## Records for processing
BEGIN

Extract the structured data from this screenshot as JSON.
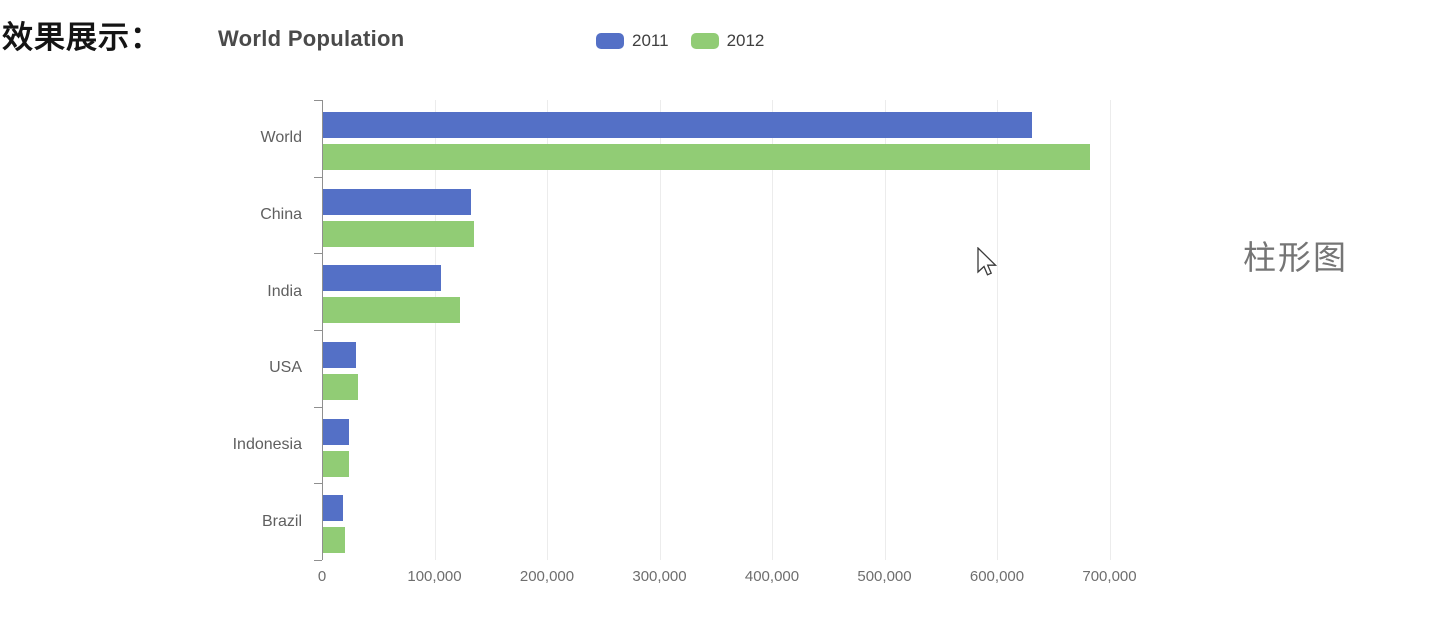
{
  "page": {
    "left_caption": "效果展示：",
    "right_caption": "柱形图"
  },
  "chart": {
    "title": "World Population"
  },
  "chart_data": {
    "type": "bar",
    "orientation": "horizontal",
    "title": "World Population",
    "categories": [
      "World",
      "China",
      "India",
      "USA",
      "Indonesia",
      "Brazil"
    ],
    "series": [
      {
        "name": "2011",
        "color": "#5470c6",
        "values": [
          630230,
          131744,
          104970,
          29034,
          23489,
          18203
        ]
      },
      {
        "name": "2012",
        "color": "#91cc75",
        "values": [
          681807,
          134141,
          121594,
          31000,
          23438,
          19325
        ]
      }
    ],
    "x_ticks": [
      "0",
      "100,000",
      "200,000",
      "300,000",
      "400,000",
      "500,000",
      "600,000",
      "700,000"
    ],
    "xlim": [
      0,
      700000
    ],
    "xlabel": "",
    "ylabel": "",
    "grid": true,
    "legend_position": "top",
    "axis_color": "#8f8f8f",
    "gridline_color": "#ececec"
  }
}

END

## Your objective
Each line in the records above should be reproduced exactly; images are not copied.

## Exercise result
Extract the structured data from this screenshot as JSON.
{
  "page": {
    "left_caption": "效果展示：",
    "right_caption": "柱形图"
  },
  "chart": {
    "title": "World Population"
  },
  "chart_data": {
    "type": "bar",
    "orientation": "horizontal",
    "title": "World Population",
    "categories": [
      "World",
      "China",
      "India",
      "USA",
      "Indonesia",
      "Brazil"
    ],
    "series": [
      {
        "name": "2011",
        "color": "#5470c6",
        "values": [
          630230,
          131744,
          104970,
          29034,
          23489,
          18203
        ]
      },
      {
        "name": "2012",
        "color": "#91cc75",
        "values": [
          681807,
          134141,
          121594,
          31000,
          23438,
          19325
        ]
      }
    ],
    "x_ticks": [
      "0",
      "100,000",
      "200,000",
      "300,000",
      "400,000",
      "500,000",
      "600,000",
      "700,000"
    ],
    "xlim": [
      0,
      700000
    ],
    "xlabel": "",
    "ylabel": "",
    "grid": true,
    "legend_position": "top",
    "axis_color": "#8f8f8f",
    "gridline_color": "#ececec"
  }
}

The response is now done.